[Page excerpt]
How to Clean the Controls on Your Amplifier





Introduction: How to Clean the Controls on Your Amplifier

Is that crackling and popping when you turn the controls on your amp driving you crazy?  Here's how to clean them and get back to the music.

There are spray "contact cleaners" available for this purpose, but in most cases just mixes the dirt and grime already inside with more dirt and assembly grease and may make the control operate worse than it is already.

Step 1: Remove Mounting Knobs and Nuts

The first step is to remove the knobs and nuts mounting the controls to the front panel to the amplifier.  Remember to keep all the parts sorted so you can find them later.

Step 2: Unsolder the Controls

After the circuit board is removed from the amplifier box, each control is removed and cleaned one part at a time.  Do not take them all off at the same time, because you may mix them up.

Step 3: Remove Old Solder

Remove old solder and inspect the pads for any burnt or broken traces.

[Task goal]
Answer these questions using the amplifier guide:
1. In most cases, what happens when spray contact cleaners are used?
2. Why should the controls not all be taken off at the same time?
3. After the old solder is removed, what should the pads be inspected for?
The data that comes next has no connection to the amplifier guide.

Items listed in a dataset:

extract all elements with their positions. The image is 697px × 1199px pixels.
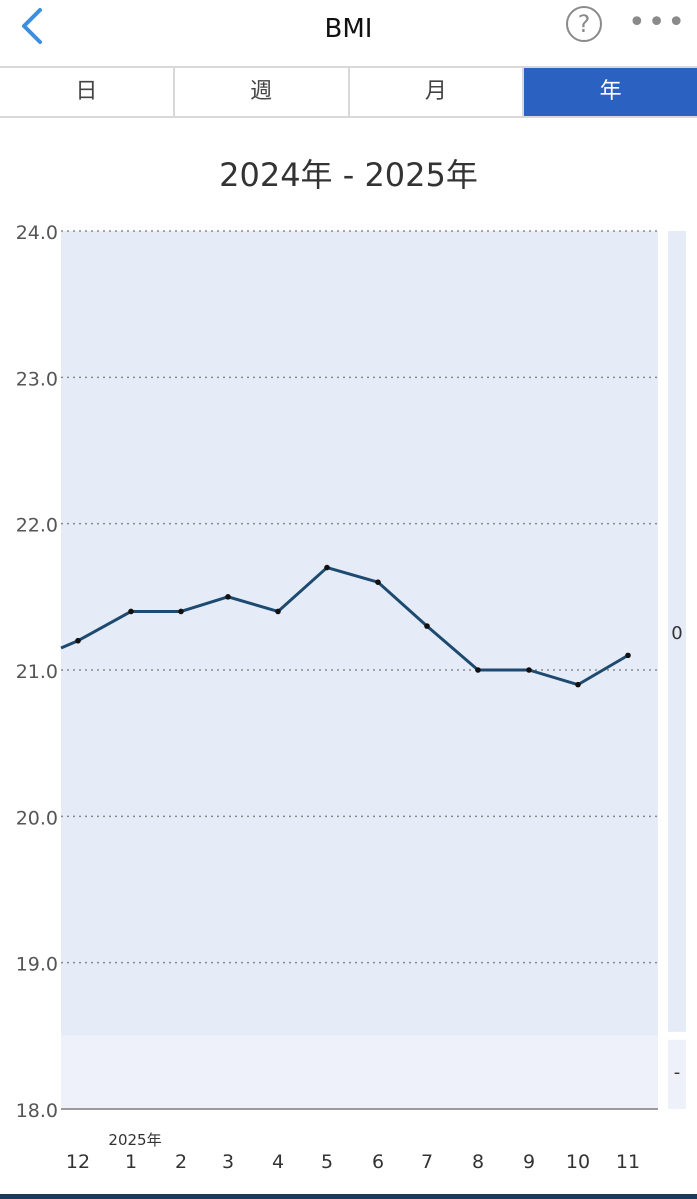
plot-band — [61, 231, 658, 1036]
data-point — [178, 608, 184, 615]
period-tabs: 日 週 月 年 — [0, 66, 697, 118]
x-tick-label: 6 — [372, 1151, 384, 1173]
data-point — [225, 594, 231, 600]
y-tick-label: 24.0 — [16, 222, 58, 244]
x-tick-label: 2 — [175, 1151, 187, 1173]
data-point — [475, 667, 481, 673]
data-point — [424, 623, 430, 629]
data-point — [275, 608, 281, 615]
chevron-left-icon — [22, 8, 42, 44]
y-tick-label: 22.0 — [16, 515, 58, 537]
header: BMI ? ••• — [0, 0, 697, 66]
right-lower-band-bar — [668, 1039, 686, 1109]
y-tick-label: 19.0 — [16, 954, 58, 976]
y-tick-label: 20.0 — [16, 807, 58, 829]
plot-lower-band — [61, 1035, 658, 1109]
tab-year[interactable]: 年 — [524, 68, 697, 116]
year-marker-label: 2025年 — [108, 1131, 161, 1149]
x-tick-label: 1 — [125, 1151, 137, 1173]
data-point — [75, 637, 81, 644]
right-value-label: 0 — [671, 623, 682, 644]
y-tick-label: 18.0 — [16, 1100, 58, 1122]
right-band-bar — [668, 231, 686, 1032]
x-tick-label: 3 — [222, 1151, 234, 1173]
x-tick-label: 9 — [523, 1151, 535, 1173]
date-range-label: 2024年 - 2025年 — [219, 156, 478, 194]
page-title: BMI — [324, 14, 373, 44]
tab-week[interactable]: 週 — [175, 68, 350, 116]
bottom-divider — [0, 1194, 697, 1199]
right-dash-label: - — [674, 1062, 681, 1083]
back-button[interactable] — [14, 4, 54, 48]
tab-month[interactable]: 月 — [350, 68, 525, 116]
x-tick-label: 12 — [66, 1151, 90, 1173]
x-tick-label: 10 — [566, 1151, 590, 1173]
data-point — [575, 681, 581, 688]
data-point — [526, 667, 532, 673]
x-tick-label: 8 — [472, 1151, 484, 1173]
x-tick-label: 5 — [321, 1151, 333, 1173]
x-tick-label: 7 — [421, 1151, 433, 1173]
help-button[interactable]: ? — [566, 6, 602, 42]
y-tick-label: 21.0 — [16, 661, 58, 683]
data-point — [128, 608, 134, 615]
y-tick-label: 23.0 — [16, 368, 58, 390]
data-point — [625, 652, 631, 659]
data-point — [375, 579, 381, 585]
more-options-icon[interactable]: ••• — [628, 5, 688, 40]
tab-day[interactable]: 日 — [0, 68, 175, 116]
x-tick-label: 4 — [272, 1151, 284, 1173]
data-point — [324, 564, 330, 571]
x-tick-label: 11 — [616, 1151, 640, 1173]
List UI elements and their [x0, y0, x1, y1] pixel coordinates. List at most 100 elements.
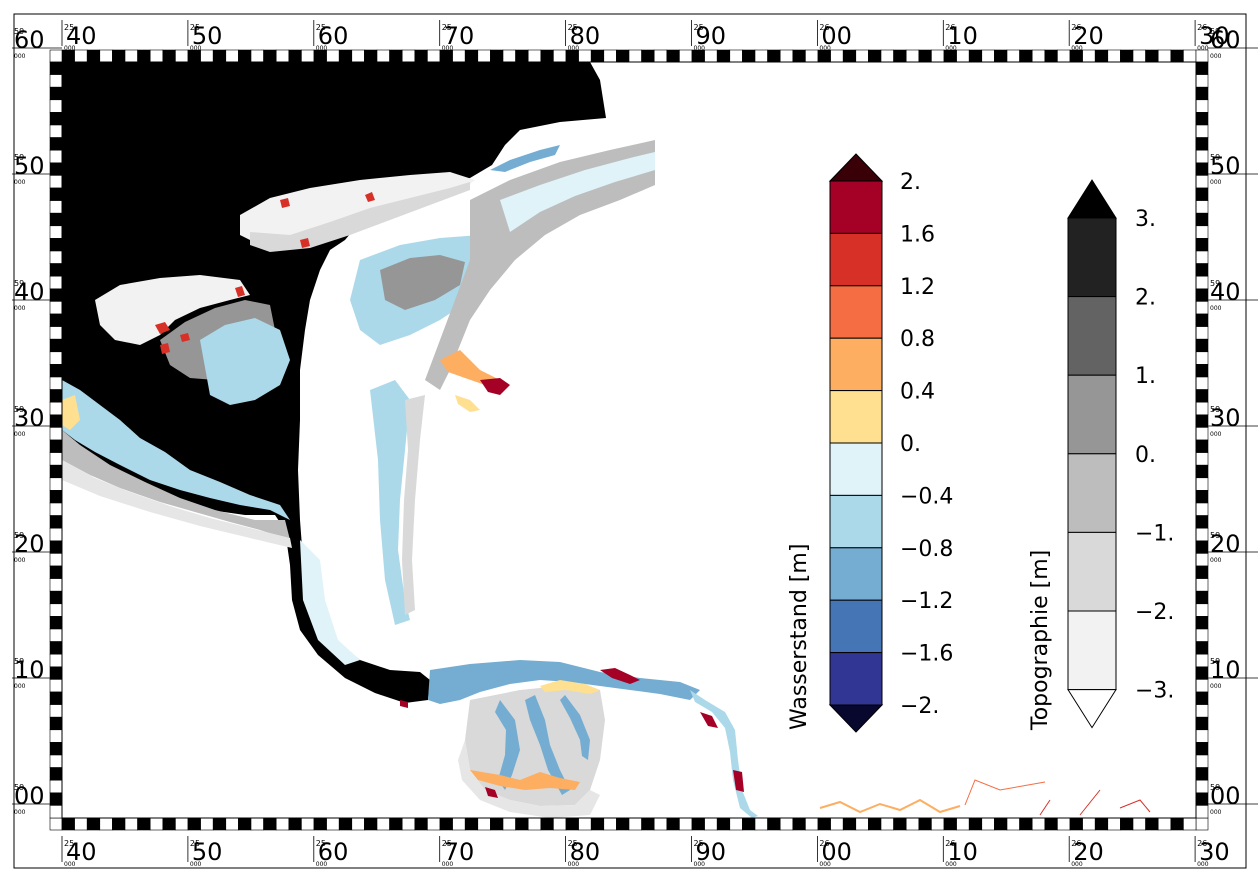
- border-segment: [1195, 464, 1209, 479]
- border-segment: [338, 49, 353, 63]
- colorbar-swatch: [829, 285, 883, 339]
- border-segment: [49, 250, 63, 264]
- border-bottom: [61, 817, 1197, 831]
- border-segment: [49, 99, 63, 113]
- x-tick-suffix: 000: [190, 861, 202, 868]
- x-tick-prefix: 25: [694, 23, 704, 32]
- x-tick-label: 00: [821, 838, 852, 866]
- x-tick-prefix: 25: [568, 23, 578, 32]
- border-segment: [1157, 49, 1172, 63]
- border-segment: [376, 817, 390, 831]
- y-tick-prefix: 59: [14, 783, 24, 792]
- border-segment: [49, 729, 63, 743]
- border-segment: [238, 49, 252, 63]
- border-corner: [49, 49, 63, 63]
- y-tick-label: 00: [14, 782, 45, 810]
- border-segment: [112, 49, 126, 63]
- border-segment: [1195, 162, 1209, 176]
- colorbar-swatch: [1067, 374, 1117, 455]
- border-segment: [527, 817, 542, 831]
- border-segment: [250, 817, 264, 831]
- border-segment: [553, 817, 567, 831]
- colorbar-tick-label: 0.: [900, 432, 921, 457]
- border-segment: [994, 49, 1008, 63]
- border-segment: [175, 817, 189, 831]
- colorbar-tick-label: −2.: [900, 694, 939, 719]
- border-segment: [1195, 704, 1209, 718]
- border-segment: [679, 817, 693, 831]
- border-segment: [162, 817, 176, 831]
- border-segment: [49, 590, 63, 605]
- tidal-flats-east: [425, 140, 655, 390]
- land-left-coast: [62, 460, 292, 548]
- border-segment: [1019, 49, 1033, 63]
- border-segment: [1195, 527, 1209, 542]
- x-tick-suffix: 000: [316, 861, 328, 868]
- border-segment: [1057, 817, 1071, 831]
- border-segment: [704, 817, 718, 831]
- border-segment: [616, 49, 630, 63]
- border-segment: [1195, 452, 1209, 466]
- border-segment: [956, 49, 970, 63]
- colorbar-tick-label: 0.: [1135, 443, 1156, 468]
- border-segment: [49, 225, 63, 239]
- border-segment: [1195, 716, 1209, 731]
- y-tick-suffix: 000: [14, 809, 26, 816]
- border-segment: [288, 817, 302, 831]
- border-segment: [1195, 212, 1209, 227]
- y-tick-label: 10: [14, 656, 45, 684]
- x-tick-suffix: 000: [945, 861, 957, 868]
- border-segment: [364, 817, 378, 831]
- border-segment: [301, 817, 315, 831]
- colorbar-swatch: [829, 442, 883, 496]
- x-tick-prefix: 25: [64, 839, 74, 848]
- x-tick-suffix: 000: [1197, 45, 1209, 52]
- border-segment: [779, 49, 794, 63]
- estuary-east-flat: [402, 395, 425, 615]
- border-segment: [1195, 691, 1209, 705]
- y-tick-suffix: 000: [14, 431, 26, 438]
- x-tick-prefix: 26: [1071, 839, 1081, 848]
- x-tick-prefix: 25: [316, 23, 326, 32]
- border-segment: [641, 817, 655, 831]
- border-segment: [49, 742, 63, 756]
- colorbar-tick-label: −1.: [1135, 521, 1174, 546]
- border-segment: [792, 49, 806, 63]
- x-tick-label: 90: [696, 22, 727, 50]
- border-segment: [1195, 313, 1209, 327]
- deep-water-region: [62, 62, 606, 703]
- border-segment: [1006, 49, 1020, 63]
- border-segment: [1170, 817, 1184, 831]
- border-segment: [1195, 679, 1209, 693]
- border-segment: [49, 401, 63, 416]
- border-segment: [187, 817, 201, 831]
- border-segment: [1195, 767, 1209, 781]
- y-tick-suffix: 000: [1210, 557, 1222, 564]
- border-segment: [49, 376, 63, 390]
- x-tick-label: 70: [444, 22, 475, 50]
- colorbar-under-triangle: [828, 704, 884, 733]
- delta-outer-flat: [458, 740, 600, 818]
- x-tick-label: 70: [444, 838, 475, 866]
- border-segment: [943, 817, 957, 831]
- x-tick-label: 80: [570, 22, 601, 50]
- border-segment: [427, 817, 441, 831]
- border-segment: [1094, 49, 1109, 63]
- y-tick-prefix: 59: [1210, 657, 1220, 666]
- border-segment: [1195, 288, 1209, 302]
- y-tick-label: 40: [1210, 278, 1241, 306]
- border-segment: [641, 49, 655, 63]
- border-segment: [364, 49, 378, 63]
- y-tick-suffix: 000: [1210, 683, 1222, 690]
- river-channel: [428, 660, 700, 704]
- border-segment: [1195, 149, 1209, 164]
- map-area: [61, 61, 1197, 819]
- y-tick-suffix: 000: [1210, 431, 1222, 438]
- y-tick-label: 30: [1210, 404, 1241, 432]
- border-segment: [918, 49, 932, 63]
- border-segment: [754, 49, 768, 63]
- border-segment: [578, 49, 592, 63]
- border-segment: [49, 767, 63, 781]
- border-segment: [666, 49, 680, 63]
- x-tick-label: 40: [66, 22, 97, 50]
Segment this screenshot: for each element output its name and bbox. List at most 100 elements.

[Problem solution]
1. They mix the dirt and grime already inside with more dirt and assembly grease, and they may make the control operate worse.
2. You may mix them up.
3. Burnt or broken traces.